::: Data in this exercise

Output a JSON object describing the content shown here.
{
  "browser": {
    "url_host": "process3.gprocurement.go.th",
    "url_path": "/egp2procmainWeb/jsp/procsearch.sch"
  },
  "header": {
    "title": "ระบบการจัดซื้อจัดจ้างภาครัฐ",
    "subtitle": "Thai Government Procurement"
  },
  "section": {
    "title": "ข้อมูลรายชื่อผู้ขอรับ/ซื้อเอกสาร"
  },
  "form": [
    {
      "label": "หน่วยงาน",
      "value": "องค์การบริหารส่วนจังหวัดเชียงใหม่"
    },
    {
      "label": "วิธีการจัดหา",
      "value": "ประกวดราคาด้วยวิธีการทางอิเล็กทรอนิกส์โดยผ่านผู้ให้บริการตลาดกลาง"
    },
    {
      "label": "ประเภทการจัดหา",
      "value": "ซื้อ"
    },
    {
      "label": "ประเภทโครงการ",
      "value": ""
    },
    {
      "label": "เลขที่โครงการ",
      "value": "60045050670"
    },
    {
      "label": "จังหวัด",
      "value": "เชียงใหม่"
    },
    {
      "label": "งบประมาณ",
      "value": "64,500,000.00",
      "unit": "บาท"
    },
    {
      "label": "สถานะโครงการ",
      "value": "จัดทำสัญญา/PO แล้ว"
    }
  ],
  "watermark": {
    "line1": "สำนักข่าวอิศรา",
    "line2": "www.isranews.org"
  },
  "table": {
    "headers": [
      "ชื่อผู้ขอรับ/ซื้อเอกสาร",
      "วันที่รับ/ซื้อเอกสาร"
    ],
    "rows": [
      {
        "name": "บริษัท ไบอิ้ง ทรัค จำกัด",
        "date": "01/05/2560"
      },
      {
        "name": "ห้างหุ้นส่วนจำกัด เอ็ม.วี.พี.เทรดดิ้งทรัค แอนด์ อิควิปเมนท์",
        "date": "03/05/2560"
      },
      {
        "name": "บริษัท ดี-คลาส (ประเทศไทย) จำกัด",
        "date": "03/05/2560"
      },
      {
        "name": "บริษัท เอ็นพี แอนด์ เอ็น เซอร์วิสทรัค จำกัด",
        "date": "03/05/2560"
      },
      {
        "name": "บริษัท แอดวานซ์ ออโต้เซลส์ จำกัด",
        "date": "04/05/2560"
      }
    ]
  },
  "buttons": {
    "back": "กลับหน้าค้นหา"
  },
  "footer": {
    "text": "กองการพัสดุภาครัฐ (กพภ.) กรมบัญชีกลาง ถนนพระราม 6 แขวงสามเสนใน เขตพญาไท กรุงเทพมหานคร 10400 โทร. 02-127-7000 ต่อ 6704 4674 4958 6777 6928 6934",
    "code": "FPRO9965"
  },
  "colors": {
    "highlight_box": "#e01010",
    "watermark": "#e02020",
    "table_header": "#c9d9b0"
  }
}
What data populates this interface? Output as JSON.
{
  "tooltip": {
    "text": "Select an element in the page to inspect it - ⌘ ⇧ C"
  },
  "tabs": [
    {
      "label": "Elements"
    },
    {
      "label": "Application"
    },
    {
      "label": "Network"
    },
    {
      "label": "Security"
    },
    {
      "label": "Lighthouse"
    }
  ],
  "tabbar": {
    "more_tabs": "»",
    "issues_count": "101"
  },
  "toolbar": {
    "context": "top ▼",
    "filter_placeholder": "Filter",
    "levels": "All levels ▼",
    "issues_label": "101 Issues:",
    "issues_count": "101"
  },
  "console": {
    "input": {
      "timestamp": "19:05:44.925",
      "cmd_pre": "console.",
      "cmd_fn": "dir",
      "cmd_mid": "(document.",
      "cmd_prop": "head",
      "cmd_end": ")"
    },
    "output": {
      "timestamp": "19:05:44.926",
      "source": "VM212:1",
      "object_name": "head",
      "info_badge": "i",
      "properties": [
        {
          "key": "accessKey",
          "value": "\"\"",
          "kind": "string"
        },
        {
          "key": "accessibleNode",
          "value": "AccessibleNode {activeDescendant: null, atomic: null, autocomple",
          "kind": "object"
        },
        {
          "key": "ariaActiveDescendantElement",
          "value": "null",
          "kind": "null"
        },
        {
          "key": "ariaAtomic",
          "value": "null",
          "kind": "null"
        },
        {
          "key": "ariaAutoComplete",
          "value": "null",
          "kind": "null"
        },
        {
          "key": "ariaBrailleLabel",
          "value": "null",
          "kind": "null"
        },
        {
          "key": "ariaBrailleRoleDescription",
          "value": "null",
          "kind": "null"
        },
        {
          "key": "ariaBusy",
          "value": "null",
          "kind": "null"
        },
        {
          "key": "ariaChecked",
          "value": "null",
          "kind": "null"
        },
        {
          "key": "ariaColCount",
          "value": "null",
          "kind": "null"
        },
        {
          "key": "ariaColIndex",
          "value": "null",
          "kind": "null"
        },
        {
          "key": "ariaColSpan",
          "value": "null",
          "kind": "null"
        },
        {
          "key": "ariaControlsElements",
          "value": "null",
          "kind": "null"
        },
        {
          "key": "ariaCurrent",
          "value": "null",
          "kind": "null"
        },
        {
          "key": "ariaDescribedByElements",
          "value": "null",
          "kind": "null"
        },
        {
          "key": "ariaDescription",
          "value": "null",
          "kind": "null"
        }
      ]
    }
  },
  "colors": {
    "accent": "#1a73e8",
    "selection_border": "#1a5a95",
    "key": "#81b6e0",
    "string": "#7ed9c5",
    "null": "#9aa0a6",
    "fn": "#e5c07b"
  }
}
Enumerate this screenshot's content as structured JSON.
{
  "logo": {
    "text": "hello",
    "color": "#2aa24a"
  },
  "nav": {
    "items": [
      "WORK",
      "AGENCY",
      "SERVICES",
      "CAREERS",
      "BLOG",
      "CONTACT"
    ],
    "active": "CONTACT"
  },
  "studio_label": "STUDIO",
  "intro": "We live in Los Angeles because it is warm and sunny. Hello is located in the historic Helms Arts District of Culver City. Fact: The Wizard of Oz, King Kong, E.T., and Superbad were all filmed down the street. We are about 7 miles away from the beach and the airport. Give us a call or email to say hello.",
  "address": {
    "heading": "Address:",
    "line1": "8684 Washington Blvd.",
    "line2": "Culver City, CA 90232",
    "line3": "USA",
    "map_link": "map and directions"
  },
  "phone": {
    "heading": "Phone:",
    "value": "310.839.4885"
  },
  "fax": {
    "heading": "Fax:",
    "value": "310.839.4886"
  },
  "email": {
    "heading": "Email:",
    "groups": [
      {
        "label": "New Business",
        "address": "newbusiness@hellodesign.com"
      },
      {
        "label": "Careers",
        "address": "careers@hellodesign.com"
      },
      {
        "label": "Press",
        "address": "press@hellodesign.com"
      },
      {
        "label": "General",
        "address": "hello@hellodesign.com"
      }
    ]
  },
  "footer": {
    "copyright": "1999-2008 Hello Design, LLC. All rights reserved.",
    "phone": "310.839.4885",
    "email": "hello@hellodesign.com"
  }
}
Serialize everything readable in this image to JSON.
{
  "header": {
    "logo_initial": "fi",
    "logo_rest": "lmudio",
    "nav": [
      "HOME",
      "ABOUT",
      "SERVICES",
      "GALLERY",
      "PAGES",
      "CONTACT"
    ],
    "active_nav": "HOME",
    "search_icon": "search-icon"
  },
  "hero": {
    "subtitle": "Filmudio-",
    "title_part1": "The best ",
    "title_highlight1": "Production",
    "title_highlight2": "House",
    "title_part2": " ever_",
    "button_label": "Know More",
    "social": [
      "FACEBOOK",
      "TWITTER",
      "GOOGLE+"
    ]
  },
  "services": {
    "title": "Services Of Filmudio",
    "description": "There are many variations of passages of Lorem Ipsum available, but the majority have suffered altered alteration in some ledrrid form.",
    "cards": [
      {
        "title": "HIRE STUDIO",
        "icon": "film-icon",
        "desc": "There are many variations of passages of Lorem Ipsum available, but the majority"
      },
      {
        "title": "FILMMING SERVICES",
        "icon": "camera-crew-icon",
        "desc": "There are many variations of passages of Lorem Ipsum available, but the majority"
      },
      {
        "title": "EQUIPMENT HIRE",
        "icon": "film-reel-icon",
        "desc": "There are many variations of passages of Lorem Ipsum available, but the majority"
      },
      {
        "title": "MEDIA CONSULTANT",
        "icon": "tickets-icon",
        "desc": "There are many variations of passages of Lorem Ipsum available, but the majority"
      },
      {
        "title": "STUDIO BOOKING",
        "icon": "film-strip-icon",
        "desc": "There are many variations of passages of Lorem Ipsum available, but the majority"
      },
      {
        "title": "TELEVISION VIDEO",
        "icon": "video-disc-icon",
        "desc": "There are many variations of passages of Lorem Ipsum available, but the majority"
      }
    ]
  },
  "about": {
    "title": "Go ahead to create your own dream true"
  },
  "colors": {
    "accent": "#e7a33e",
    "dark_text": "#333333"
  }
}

::::::

Do this =
Find each line holding the word "Filmudio" and copy it.

Result =
    "subtitle": "Filmudio-",
    "title": "Services Of Filmudio",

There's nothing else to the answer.